■ Work to do ■
Show all lines holding the string "true".

■ Dataset items ■

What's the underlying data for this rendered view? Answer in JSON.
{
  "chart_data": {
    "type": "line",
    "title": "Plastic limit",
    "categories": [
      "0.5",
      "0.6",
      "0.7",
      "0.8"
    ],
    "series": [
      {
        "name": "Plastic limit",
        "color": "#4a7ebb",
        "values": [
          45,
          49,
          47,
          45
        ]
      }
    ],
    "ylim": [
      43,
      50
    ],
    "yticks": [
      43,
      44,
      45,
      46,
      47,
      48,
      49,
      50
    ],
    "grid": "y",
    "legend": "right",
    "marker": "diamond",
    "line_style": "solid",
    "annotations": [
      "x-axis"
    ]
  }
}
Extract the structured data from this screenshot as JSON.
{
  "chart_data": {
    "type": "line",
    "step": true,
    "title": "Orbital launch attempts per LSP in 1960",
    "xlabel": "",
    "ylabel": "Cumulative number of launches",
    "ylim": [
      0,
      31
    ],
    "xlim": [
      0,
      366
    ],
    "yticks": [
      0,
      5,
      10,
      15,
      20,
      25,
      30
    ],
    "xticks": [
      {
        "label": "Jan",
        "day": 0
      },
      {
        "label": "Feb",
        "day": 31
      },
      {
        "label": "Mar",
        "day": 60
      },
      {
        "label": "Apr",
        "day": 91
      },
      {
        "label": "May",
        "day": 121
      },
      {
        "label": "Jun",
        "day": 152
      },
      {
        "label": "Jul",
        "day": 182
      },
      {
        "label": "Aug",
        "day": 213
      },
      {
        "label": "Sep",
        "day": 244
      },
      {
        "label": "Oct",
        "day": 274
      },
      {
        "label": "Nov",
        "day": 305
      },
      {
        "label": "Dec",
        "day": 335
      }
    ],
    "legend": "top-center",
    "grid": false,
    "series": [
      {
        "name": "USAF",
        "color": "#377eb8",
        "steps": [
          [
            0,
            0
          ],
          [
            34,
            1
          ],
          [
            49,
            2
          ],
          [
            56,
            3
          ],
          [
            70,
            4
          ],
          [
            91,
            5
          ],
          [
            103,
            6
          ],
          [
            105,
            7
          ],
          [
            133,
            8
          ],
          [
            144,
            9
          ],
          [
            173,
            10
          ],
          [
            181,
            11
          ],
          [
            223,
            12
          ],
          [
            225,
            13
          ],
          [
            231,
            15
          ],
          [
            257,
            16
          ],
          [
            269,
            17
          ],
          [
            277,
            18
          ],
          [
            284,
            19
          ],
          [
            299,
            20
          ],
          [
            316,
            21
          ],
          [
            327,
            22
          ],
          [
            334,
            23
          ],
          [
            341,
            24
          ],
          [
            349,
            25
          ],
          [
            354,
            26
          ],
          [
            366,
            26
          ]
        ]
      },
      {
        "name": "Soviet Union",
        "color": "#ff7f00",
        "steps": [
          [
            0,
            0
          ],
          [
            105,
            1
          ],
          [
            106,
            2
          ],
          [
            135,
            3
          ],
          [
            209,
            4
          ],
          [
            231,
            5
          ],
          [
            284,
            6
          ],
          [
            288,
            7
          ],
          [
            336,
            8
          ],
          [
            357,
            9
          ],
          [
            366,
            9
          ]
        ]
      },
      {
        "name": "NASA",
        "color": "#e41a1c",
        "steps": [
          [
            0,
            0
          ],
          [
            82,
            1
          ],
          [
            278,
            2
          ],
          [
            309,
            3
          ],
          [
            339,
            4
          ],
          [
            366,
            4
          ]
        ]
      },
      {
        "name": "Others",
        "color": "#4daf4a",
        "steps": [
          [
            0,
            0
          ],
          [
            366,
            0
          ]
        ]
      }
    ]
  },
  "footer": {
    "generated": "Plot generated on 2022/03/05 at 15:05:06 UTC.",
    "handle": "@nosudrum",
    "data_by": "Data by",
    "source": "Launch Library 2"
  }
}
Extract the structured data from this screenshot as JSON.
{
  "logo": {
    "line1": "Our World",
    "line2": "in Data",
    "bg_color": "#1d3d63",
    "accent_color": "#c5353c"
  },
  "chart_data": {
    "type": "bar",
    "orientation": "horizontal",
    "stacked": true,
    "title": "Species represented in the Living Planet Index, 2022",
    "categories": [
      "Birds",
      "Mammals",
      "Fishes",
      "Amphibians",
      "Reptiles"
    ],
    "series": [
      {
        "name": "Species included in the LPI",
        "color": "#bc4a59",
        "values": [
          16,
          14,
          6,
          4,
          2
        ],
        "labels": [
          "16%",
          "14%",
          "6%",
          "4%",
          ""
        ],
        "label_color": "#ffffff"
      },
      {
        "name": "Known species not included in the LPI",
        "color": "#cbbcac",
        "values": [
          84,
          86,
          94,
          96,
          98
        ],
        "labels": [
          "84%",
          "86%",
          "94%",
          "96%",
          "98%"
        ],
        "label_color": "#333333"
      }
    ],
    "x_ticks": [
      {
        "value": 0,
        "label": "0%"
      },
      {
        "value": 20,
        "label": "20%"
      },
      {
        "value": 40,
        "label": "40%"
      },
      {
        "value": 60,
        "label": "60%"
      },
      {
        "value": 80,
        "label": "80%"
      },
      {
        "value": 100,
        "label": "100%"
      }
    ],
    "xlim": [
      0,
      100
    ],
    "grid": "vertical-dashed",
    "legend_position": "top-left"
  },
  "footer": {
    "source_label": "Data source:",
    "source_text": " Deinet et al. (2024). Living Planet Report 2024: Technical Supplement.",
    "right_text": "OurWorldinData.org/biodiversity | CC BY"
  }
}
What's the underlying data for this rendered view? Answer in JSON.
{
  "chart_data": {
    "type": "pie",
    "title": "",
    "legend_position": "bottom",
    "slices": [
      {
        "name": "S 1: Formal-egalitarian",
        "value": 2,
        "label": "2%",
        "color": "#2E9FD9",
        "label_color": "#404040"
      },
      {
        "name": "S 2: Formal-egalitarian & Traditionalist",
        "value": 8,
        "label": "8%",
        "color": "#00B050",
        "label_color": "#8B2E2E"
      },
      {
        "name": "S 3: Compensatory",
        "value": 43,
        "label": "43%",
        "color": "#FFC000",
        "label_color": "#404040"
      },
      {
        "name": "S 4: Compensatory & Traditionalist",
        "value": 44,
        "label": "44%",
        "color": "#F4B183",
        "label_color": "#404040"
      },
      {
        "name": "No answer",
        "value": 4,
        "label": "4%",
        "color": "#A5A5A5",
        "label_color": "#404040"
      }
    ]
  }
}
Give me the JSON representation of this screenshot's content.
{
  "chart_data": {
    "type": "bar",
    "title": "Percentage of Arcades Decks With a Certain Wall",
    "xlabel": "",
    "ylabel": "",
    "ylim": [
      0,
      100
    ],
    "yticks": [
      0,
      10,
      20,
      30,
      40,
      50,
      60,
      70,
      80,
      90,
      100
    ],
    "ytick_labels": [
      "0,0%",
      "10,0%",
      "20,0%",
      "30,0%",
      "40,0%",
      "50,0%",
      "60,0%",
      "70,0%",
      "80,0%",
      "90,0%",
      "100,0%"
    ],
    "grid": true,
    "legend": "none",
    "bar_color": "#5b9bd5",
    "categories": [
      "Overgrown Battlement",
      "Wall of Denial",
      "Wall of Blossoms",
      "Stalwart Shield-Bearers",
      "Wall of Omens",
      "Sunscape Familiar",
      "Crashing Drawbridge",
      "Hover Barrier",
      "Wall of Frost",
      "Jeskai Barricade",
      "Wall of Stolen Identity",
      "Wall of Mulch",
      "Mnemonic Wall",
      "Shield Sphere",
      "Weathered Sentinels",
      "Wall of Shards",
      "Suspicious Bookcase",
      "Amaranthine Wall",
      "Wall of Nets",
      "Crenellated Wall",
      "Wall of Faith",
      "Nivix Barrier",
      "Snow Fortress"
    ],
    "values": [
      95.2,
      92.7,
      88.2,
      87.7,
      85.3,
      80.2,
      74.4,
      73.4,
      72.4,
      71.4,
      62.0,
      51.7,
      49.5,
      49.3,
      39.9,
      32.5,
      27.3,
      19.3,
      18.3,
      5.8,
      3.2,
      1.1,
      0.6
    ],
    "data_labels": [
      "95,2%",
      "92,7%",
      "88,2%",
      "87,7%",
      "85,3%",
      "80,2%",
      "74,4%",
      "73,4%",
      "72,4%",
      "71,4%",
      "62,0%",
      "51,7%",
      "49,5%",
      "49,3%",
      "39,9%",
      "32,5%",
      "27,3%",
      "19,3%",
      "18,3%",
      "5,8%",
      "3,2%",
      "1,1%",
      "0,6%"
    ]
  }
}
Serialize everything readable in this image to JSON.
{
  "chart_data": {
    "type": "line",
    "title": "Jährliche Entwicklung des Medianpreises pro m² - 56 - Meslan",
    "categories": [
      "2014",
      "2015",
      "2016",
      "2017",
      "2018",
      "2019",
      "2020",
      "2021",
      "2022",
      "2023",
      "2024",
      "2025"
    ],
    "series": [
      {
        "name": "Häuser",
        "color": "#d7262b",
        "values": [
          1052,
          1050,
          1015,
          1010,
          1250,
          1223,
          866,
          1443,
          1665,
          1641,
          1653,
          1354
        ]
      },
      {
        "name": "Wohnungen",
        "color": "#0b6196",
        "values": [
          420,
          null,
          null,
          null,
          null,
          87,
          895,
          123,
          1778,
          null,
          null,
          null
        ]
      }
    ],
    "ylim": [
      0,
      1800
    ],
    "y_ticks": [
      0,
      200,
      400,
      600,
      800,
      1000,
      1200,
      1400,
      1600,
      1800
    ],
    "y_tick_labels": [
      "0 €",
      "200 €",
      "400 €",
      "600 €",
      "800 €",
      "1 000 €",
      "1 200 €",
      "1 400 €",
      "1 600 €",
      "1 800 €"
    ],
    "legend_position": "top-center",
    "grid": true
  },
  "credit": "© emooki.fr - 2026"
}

■ Reply to the exercise ■
    "step": true,
    "stacked": true,
    "grid": true,
    "grid": true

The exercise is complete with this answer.